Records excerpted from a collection

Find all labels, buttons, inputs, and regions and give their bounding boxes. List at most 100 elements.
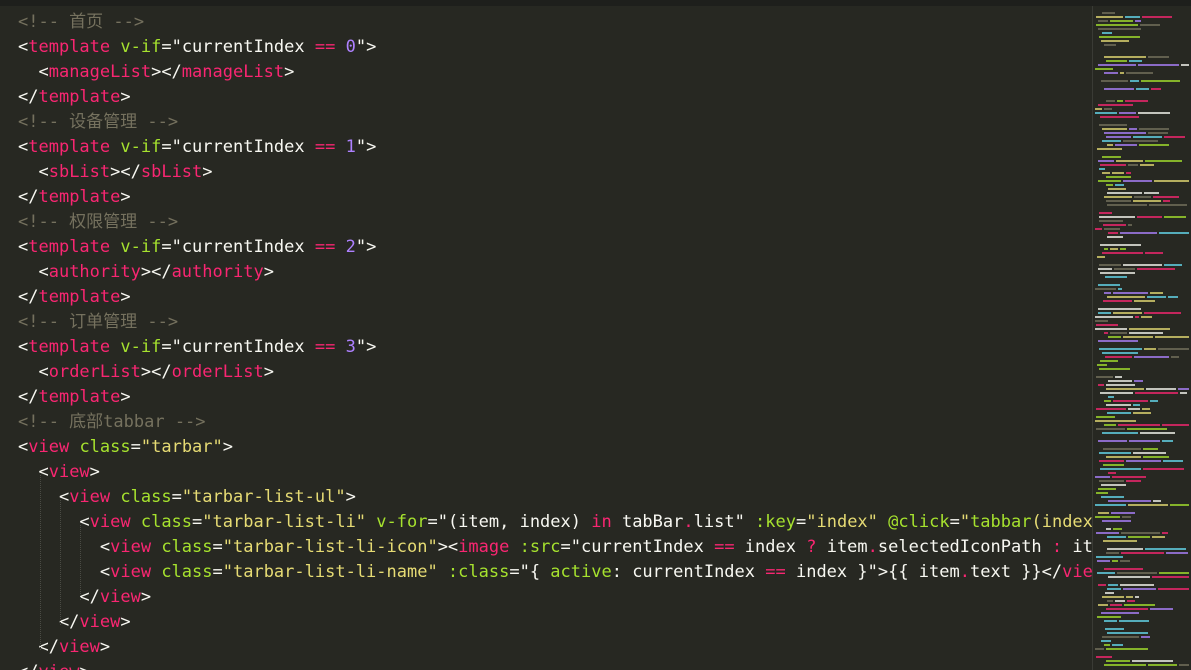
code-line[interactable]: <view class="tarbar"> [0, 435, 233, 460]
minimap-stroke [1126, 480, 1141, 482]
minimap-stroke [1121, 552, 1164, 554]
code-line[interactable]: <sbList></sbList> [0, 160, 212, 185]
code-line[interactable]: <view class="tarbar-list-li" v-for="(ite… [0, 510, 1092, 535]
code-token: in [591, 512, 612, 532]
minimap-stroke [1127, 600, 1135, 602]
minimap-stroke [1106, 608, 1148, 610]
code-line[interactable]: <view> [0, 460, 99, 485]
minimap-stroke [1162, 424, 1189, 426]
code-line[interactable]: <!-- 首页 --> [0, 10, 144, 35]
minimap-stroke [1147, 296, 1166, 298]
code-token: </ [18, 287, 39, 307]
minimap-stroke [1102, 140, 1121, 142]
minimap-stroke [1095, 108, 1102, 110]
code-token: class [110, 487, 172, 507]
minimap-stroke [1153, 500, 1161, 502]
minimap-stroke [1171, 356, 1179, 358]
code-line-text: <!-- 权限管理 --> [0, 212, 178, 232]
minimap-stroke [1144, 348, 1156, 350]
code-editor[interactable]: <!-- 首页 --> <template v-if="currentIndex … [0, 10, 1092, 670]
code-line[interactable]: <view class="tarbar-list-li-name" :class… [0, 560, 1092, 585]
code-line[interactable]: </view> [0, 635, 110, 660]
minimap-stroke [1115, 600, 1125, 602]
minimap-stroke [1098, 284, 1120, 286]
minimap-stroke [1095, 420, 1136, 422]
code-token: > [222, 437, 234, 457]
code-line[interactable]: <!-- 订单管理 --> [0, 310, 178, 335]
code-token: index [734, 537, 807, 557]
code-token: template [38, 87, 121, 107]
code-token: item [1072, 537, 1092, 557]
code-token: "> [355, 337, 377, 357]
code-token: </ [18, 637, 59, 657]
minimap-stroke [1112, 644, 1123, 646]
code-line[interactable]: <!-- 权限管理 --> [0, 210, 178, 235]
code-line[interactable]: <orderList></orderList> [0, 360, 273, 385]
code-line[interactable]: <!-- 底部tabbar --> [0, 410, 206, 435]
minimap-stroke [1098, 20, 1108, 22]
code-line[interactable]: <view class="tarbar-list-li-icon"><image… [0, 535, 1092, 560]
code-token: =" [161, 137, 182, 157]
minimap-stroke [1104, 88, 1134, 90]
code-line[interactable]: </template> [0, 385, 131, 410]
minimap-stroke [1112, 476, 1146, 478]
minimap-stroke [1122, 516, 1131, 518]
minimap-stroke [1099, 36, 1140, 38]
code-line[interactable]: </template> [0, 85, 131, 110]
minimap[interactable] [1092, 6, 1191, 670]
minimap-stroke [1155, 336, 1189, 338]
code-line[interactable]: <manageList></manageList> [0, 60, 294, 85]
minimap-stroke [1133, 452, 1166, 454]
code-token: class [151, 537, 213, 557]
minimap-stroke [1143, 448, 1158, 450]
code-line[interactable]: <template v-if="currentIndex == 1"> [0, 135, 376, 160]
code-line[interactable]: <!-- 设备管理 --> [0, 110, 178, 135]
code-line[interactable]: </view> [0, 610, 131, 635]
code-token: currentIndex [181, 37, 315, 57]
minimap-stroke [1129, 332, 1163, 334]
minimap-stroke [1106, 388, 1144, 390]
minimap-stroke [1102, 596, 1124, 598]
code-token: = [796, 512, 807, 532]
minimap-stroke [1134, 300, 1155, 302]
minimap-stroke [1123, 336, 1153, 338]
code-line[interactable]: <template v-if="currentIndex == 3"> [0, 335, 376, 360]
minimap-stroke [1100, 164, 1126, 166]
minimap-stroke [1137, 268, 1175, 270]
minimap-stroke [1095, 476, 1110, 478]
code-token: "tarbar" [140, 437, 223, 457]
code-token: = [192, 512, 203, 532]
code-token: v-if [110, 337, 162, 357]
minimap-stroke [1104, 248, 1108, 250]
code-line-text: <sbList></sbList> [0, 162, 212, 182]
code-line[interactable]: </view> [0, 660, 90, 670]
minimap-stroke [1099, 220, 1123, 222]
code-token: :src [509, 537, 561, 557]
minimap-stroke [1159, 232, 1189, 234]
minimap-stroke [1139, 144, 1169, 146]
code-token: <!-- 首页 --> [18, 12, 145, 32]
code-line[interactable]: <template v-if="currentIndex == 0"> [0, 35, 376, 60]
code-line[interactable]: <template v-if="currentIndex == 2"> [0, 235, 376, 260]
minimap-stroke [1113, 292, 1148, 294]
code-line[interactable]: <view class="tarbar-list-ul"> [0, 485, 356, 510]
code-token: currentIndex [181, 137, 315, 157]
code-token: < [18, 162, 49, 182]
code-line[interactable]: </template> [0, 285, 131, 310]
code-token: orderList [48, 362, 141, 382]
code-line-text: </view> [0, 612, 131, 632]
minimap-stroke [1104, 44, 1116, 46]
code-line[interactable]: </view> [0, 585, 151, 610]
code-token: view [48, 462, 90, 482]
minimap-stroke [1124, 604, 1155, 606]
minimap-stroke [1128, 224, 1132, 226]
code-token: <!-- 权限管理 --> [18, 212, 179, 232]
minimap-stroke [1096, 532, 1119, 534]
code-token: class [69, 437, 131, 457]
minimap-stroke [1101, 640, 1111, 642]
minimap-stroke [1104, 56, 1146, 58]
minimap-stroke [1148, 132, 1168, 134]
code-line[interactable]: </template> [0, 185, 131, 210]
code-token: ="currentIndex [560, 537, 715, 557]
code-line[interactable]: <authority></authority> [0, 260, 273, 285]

What the task requires —
Copy all of the records above line for line, with no changes. Leave the pictures out.

Solution for this task —
Find all labels, buttons, inputs, and regions and give their bounding boxes. List at most 100 elements.
code-line[interactable]: <view class="tarbar"> [0, 435, 233, 460]
minimap-stroke [1126, 480, 1141, 482]
minimap-stroke [1121, 552, 1164, 554]
code-line[interactable]: <sbList></sbList> [0, 160, 212, 185]
code-line[interactable]: <view class="tarbar-list-li" v-for="(ite… [0, 510, 1092, 535]
code-token: in [591, 512, 612, 532]
minimap-stroke [1127, 600, 1135, 602]
minimap-stroke [1106, 608, 1148, 610]
code-line[interactable]: <view> [0, 460, 99, 485]
minimap-stroke [1162, 424, 1189, 426]
code-line[interactable]: <!-- 首页 --> [0, 10, 144, 35]
minimap-stroke [1147, 296, 1166, 298]
code-token: </ [18, 287, 39, 307]
minimap-stroke [1102, 140, 1121, 142]
minimap-stroke [1095, 108, 1102, 110]
code-token: class [110, 487, 172, 507]
minimap-stroke [1153, 500, 1161, 502]
minimap-stroke [1171, 356, 1179, 358]
code-line-text: <!-- 权限管理 --> [0, 212, 178, 232]
minimap-stroke [1144, 348, 1156, 350]
code-editor[interactable]: <!-- 首页 --> <template v-if="currentIndex … [0, 10, 1092, 670]
code-line[interactable]: <view class="tarbar-list-li-name" :class… [0, 560, 1092, 585]
code-line[interactable]: </view> [0, 635, 110, 660]
minimap-stroke [1115, 600, 1125, 602]
minimap-stroke [1098, 284, 1120, 286]
minimap-stroke [1095, 420, 1136, 422]
code-token: > [222, 437, 234, 457]
code-line[interactable]: <!-- 订单管理 --> [0, 310, 178, 335]
code-token: index [734, 537, 807, 557]
code-token: template [38, 87, 121, 107]
code-token: item [1072, 537, 1092, 557]
code-token: "> [355, 337, 377, 357]
code-token: </ [18, 637, 59, 657]
minimap-stroke [1112, 644, 1123, 646]
code-line[interactable]: <!-- 权限管理 --> [0, 210, 178, 235]
code-line[interactable]: <orderList></orderList> [0, 360, 273, 385]
code-line[interactable]: <!-- 底部tabbar --> [0, 410, 206, 435]
minimap-stroke [1098, 20, 1108, 22]
code-line[interactable]: <view class="tarbar-list-li-icon"><image… [0, 535, 1092, 560]
code-token: =" [161, 137, 182, 157]
minimap-stroke [1104, 88, 1134, 90]
code-line[interactable]: </template> [0, 385, 131, 410]
minimap-stroke [1112, 476, 1146, 478]
minimap-stroke [1122, 516, 1131, 518]
minimap-stroke [1099, 36, 1140, 38]
code-line[interactable]: </template> [0, 85, 131, 110]
minimap[interactable] [1092, 6, 1191, 670]
minimap-stroke [1155, 336, 1189, 338]
code-line[interactable]: <manageList></manageList> [0, 60, 294, 85]
minimap-stroke [1133, 452, 1166, 454]
code-token: class [151, 537, 213, 557]
minimap-stroke [1143, 448, 1158, 450]
code-line[interactable]: <template v-if="currentIndex == 1"> [0, 135, 376, 160]
code-line[interactable]: <!-- 设备管理 --> [0, 110, 178, 135]
code-line[interactable]: </view> [0, 610, 131, 635]
code-token: currentIndex [181, 37, 315, 57]
minimap-stroke [1129, 332, 1163, 334]
minimap-stroke [1106, 388, 1144, 390]
minimap-stroke [1102, 596, 1124, 598]
code-token: = [796, 512, 807, 532]
minimap-stroke [1134, 300, 1155, 302]
minimap-stroke [1123, 336, 1153, 338]
code-line[interactable]: <template v-if="currentIndex == 3"> [0, 335, 376, 360]
minimap-stroke [1100, 164, 1126, 166]
minimap-stroke [1137, 268, 1175, 270]
minimap-stroke [1095, 476, 1110, 478]
code-token: "tarbar" [140, 437, 223, 457]
code-token: = [192, 512, 203, 532]
code-token: v-if [110, 337, 162, 357]
minimap-stroke [1104, 248, 1108, 250]
code-line-text: <sbList></sbList> [0, 162, 212, 182]
code-line[interactable]: </view> [0, 660, 90, 670]
minimap-stroke [1099, 220, 1123, 222]
code-token: :src [509, 537, 561, 557]
minimap-stroke [1159, 232, 1189, 234]
minimap-stroke [1139, 144, 1169, 146]
code-token: <!-- 首页 --> [18, 12, 145, 32]
code-line[interactable]: <template v-if="currentIndex == 0"> [0, 35, 376, 60]
code-line[interactable]: <template v-if="currentIndex == 2"> [0, 235, 376, 260]
minimap-stroke [1113, 292, 1148, 294]
code-line[interactable]: <view class="tarbar-list-ul"> [0, 485, 356, 510]
code-token: currentIndex [181, 137, 315, 157]
code-token: < [18, 162, 49, 182]
code-line[interactable]: </template> [0, 285, 131, 310]
code-token: orderList [48, 362, 141, 382]
code-line-text: </view> [0, 612, 131, 632]
minimap-stroke [1104, 44, 1116, 46]
code-line[interactable]: </view> [0, 585, 151, 610]
code-token: view [48, 462, 90, 482]
minimap-stroke [1124, 604, 1155, 606]
minimap-stroke [1128, 224, 1132, 226]
code-token: <!-- 权限管理 --> [18, 212, 179, 232]
minimap-stroke [1096, 532, 1119, 534]
code-token: class [69, 437, 131, 457]
minimap-stroke [1101, 640, 1111, 642]
minimap-stroke [1104, 56, 1146, 58]
minimap-stroke [1148, 132, 1168, 134]
code-line[interactable]: </template> [0, 185, 131, 210]
code-token: ="currentIndex [560, 537, 715, 557]
code-line[interactable]: <authority></authority> [0, 260, 273, 285]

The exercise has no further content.